** Start The records **

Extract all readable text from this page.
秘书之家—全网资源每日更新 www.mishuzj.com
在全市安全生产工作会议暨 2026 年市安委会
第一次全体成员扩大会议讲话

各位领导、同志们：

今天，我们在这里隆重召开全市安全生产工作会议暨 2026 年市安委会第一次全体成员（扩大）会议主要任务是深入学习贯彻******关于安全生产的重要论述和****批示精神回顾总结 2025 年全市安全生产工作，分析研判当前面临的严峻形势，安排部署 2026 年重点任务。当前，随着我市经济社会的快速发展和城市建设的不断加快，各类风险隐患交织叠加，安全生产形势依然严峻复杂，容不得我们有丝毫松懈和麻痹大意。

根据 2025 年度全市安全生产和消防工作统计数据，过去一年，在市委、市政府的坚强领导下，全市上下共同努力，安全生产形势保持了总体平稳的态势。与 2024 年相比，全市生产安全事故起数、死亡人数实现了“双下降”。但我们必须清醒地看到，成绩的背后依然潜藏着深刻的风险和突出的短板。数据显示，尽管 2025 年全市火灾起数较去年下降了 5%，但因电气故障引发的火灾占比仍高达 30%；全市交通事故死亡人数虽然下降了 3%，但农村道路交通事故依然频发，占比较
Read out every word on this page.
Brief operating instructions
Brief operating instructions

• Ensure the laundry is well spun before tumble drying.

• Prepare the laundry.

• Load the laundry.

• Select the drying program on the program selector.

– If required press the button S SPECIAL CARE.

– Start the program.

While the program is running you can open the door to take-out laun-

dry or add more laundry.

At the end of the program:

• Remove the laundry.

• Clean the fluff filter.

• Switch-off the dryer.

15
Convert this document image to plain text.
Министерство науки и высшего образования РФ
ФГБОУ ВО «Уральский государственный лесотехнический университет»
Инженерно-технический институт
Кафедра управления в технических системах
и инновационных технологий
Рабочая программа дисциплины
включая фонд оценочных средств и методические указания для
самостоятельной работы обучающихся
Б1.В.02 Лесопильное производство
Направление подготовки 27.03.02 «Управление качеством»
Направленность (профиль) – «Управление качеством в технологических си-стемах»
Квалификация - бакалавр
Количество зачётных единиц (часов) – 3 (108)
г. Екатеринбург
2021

** End The records **

## To be done
Print all of the entries exactly as they appear.

## Full output
Extract all readable text from this page.
秘书之家—全网资源每日更新 www.mishuzj.com
在全市安全生产工作会议暨 2026 年市安委会
第一次全体成员扩大会议讲话

各位领导、同志们：

今天，我们在这里隆重召开全市安全生产工作会议暨 2026 年市安委会第一次全体成员（扩大）会议主要任务是深入学习贯彻******关于安全生产的重要论述和****批示精神回顾总结 2025 年全市安全生产工作，分析研判当前面临的严峻形势，安排部署 2026 年重点任务。当前，随着我市经济社会的快速发展和城市建设的不断加快，各类风险隐患交织叠加，安全生产形势依然严峻复杂，容不得我们有丝毫松懈和麻痹大意。

根据 2025 年度全市安全生产和消防工作统计数据，过去一年，在市委、市政府的坚强领导下，全市上下共同努力，安全生产形势保持了总体平稳的态势。与 2024 年相比，全市生产安全事故起数、死亡人数实现了“双下降”。但我们必须清醒地看到，成绩的背后依然潜藏着深刻的风险和突出的短板。数据显示，尽管 2025 年全市火灾起数较去年下降了 5%，但因电气故障引发的火灾占比仍高达 30%；全市交通事故死亡人数虽然下降了 3%，但农村道路交通事故依然频发，占比较
Read out every word on this page.
Brief operating instructions
Brief operating instructions

• Ensure the laundry is well spun before tumble drying.

• Prepare the laundry.

• Load the laundry.

• Select the drying program on the program selector.

– If required press the button S SPECIAL CARE.

– Start the program.

While the program is running you can open the door to take-out laun-

dry or add more laundry.

At the end of the program:

• Remove the laundry.

• Clean the fluff filter.

• Switch-off the dryer.

15
Convert this document image to plain text.
Министерство науки и высшего образования РФ
ФГБОУ ВО «Уральский государственный лесотехнический университет»
Инженерно-технический институт
Кафедра управления в технических системах
и инновационных технологий
Рабочая программа дисциплины
включая фонд оценочных средств и методические указания для
самостоятельной работы обучающихся
Б1.В.02 Лесопильное производство
Направление подготовки 27.03.02 «Управление качеством»
Направленность (профиль) – «Управление качеством в технологических си-стемах»
Квалификация - бакалавр
Количество зачётных единиц (часов) – 3 (108)
г. Екатеринбург
2021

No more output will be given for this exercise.